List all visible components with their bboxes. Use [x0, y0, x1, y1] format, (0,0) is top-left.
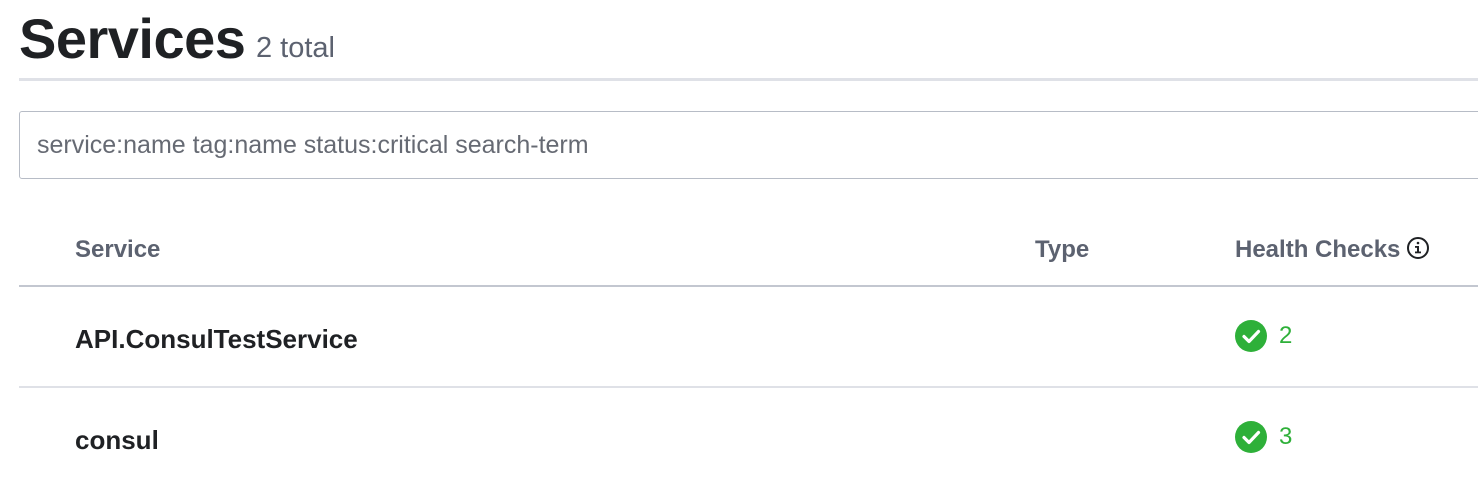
table-row[interactable]: consul 3	[19, 388, 1478, 480]
service-count: 2 total	[256, 32, 335, 64]
check-circle-icon	[1235, 421, 1267, 453]
check-circle-icon	[1235, 320, 1267, 352]
services-table: Service Type Health Checks API.ConsulTes…	[19, 210, 1478, 480]
health-checks-cell: 3	[1235, 421, 1292, 453]
passing-checks-count: 2	[1279, 322, 1293, 349]
info-circle-icon[interactable]	[1406, 236, 1430, 260]
column-header-health-checks: Health Checks	[1235, 236, 1430, 264]
table-header: Service Type Health Checks	[19, 210, 1478, 287]
search-input[interactable]	[19, 111, 1478, 179]
column-header-health-checks-label: Health Checks	[1235, 236, 1401, 263]
service-name-link[interactable]: consul	[75, 425, 159, 456]
page-title: Services	[19, 7, 246, 70]
services-page: Services 2 total Service Type Health Che…	[0, 0, 1478, 480]
table-row[interactable]: API.ConsulTestService 2	[19, 287, 1478, 388]
health-checks-cell: 2	[1235, 320, 1292, 352]
column-header-service: Service	[75, 236, 161, 263]
column-header-type: Type	[1035, 236, 1090, 263]
passing-checks-count: 3	[1279, 423, 1293, 450]
service-name-link[interactable]: API.ConsulTestService	[75, 324, 358, 355]
page-header: Services 2 total	[19, 0, 1478, 81]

◇ ◇ ◇ ◇ ◇

> [Stated problem]
Copy out the items verbatim, starting with the line that contains "388, 1478, 480]" and ending with the line that contains "423, 1293, 450]", both lines included.

> [Response to the exercise]
table-row[interactable]: consul 3	[19, 388, 1478, 480]
service-count: 2 total	[256, 32, 335, 64]
check-circle-icon	[1235, 421, 1267, 453]
check-circle-icon	[1235, 320, 1267, 352]
services-table: Service Type Health Checks API.ConsulTes…	[19, 210, 1478, 480]
health-checks-cell: 3	[1235, 421, 1292, 453]
passing-checks-count: 2	[1279, 322, 1293, 349]
info-circle-icon[interactable]	[1406, 236, 1430, 260]
column-header-health-checks: Health Checks	[1235, 236, 1430, 264]
table-header: Service Type Health Checks	[19, 210, 1478, 287]
search-input[interactable]	[19, 111, 1478, 179]
column-header-health-checks-label: Health Checks	[1235, 236, 1401, 263]
service-name-link[interactable]: consul	[75, 425, 159, 456]
page-title: Services	[19, 7, 246, 70]
services-page: Services 2 total Service Type Health Che…	[0, 0, 1478, 480]
table-row[interactable]: API.ConsulTestService 2	[19, 287, 1478, 388]
health-checks-cell: 2	[1235, 320, 1292, 352]
column-header-service: Service	[75, 236, 161, 263]
column-header-type: Type	[1035, 236, 1090, 263]
passing-checks-count: 3	[1279, 423, 1293, 450]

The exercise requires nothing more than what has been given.